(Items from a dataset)

▼▼▼

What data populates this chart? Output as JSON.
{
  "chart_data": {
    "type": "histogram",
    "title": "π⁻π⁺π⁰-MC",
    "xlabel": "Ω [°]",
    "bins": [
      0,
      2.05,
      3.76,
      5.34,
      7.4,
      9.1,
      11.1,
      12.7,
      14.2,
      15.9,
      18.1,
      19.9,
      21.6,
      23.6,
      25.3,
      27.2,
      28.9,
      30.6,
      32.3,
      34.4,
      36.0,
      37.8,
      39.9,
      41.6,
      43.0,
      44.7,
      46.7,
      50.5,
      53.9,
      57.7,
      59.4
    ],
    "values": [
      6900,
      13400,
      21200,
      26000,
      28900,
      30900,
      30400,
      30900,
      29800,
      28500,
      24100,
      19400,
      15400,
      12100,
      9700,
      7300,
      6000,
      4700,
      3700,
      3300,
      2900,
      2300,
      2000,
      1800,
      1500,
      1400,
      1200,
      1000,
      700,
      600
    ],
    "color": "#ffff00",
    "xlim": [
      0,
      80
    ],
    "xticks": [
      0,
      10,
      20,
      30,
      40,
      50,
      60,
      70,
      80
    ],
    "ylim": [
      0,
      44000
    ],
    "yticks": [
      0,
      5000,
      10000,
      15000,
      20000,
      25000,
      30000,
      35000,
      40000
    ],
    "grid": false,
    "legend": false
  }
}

▲▲▲

All of the data needs to be printed once more, exactly.

**FULL RESPONSE**
What data populates this chart? Output as JSON.
{
  "chart_data": {
    "type": "histogram",
    "title": "π⁻π⁺π⁰-MC",
    "xlabel": "Ω [°]",
    "bins": [
      0,
      2.05,
      3.76,
      5.34,
      7.4,
      9.1,
      11.1,
      12.7,
      14.2,
      15.9,
      18.1,
      19.9,
      21.6,
      23.6,
      25.3,
      27.2,
      28.9,
      30.6,
      32.3,
      34.4,
      36.0,
      37.8,
      39.9,
      41.6,
      43.0,
      44.7,
      46.7,
      50.5,
      53.9,
      57.7,
      59.4
    ],
    "values": [
      6900,
      13400,
      21200,
      26000,
      28900,
      30900,
      30400,
      30900,
      29800,
      28500,
      24100,
      19400,
      15400,
      12100,
      9700,
      7300,
      6000,
      4700,
      3700,
      3300,
      2900,
      2300,
      2000,
      1800,
      1500,
      1400,
      1200,
      1000,
      700,
      600
    ],
    "color": "#ffff00",
    "xlim": [
      0,
      80
    ],
    "xticks": [
      0,
      10,
      20,
      30,
      40,
      50,
      60,
      70,
      80
    ],
    "ylim": [
      0,
      44000
    ],
    "yticks": [
      0,
      5000,
      10000,
      15000,
      20000,
      25000,
      30000,
      35000,
      40000
    ],
    "grid": false,
    "legend": false
  }
}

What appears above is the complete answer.